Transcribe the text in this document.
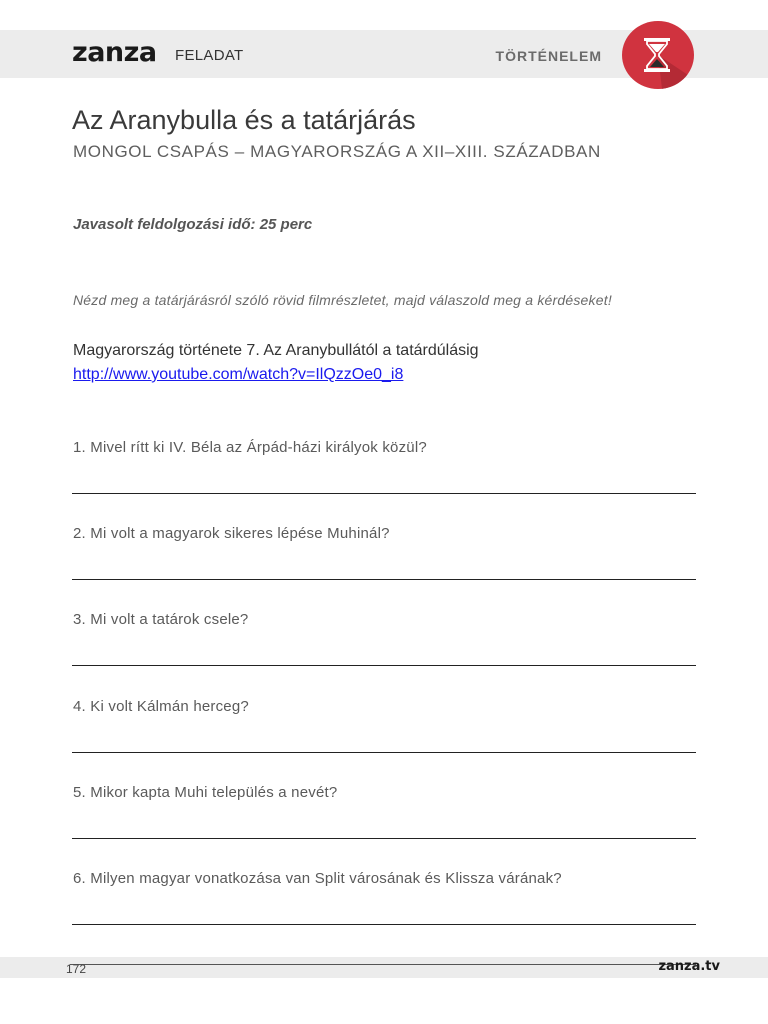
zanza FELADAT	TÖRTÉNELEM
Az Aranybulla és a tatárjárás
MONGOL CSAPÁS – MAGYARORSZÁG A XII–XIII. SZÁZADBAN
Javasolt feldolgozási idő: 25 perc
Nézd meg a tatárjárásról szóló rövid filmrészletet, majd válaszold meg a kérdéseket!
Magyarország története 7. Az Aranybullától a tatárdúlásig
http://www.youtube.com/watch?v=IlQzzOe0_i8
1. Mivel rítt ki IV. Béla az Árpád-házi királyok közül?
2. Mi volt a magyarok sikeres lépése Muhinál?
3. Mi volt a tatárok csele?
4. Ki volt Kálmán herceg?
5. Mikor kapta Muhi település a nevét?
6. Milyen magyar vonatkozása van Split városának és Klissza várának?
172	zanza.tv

◆ ◆ ◆

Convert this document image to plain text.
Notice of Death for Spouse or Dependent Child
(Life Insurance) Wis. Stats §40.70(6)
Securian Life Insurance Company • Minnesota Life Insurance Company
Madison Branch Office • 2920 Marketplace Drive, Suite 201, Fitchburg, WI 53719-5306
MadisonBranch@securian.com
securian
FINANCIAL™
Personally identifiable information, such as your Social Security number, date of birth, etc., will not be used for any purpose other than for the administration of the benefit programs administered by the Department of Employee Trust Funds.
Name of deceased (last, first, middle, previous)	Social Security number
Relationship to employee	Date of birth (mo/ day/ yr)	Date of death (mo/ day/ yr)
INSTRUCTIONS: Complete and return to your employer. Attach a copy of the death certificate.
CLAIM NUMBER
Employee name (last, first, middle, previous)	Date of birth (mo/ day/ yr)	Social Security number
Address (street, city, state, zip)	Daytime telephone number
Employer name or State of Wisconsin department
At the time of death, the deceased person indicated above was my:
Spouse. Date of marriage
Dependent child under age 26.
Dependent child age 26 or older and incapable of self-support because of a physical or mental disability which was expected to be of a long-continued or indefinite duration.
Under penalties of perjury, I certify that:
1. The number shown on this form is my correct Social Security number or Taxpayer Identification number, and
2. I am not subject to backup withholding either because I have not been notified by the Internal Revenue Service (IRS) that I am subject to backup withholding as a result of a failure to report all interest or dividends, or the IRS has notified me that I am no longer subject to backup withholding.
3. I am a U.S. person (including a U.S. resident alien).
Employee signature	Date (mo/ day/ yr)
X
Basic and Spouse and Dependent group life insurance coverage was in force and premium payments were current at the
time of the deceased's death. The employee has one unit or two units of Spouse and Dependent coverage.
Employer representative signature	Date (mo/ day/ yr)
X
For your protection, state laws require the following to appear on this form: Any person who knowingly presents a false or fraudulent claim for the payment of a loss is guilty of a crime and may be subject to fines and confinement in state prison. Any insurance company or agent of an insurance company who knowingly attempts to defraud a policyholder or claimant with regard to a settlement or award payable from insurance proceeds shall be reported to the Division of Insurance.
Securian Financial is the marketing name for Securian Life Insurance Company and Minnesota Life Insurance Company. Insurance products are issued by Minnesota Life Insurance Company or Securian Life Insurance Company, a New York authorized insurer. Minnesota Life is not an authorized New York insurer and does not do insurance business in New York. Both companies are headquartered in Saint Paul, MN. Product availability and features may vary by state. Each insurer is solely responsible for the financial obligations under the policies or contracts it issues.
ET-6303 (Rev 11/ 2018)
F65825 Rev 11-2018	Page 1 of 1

◆ ◆ ◆

Go through the entries and return each line where the word "that" appears.

Under penalties of perjury, I certify that:
2. I am not subject to backup withholding either because I have not been notified by the Internal Revenue Service (IRS) that I am subject to backup withholding as a result of a failure to report all interest or dividends, or the IRS has notified me that I am no longer subject to backup withholding.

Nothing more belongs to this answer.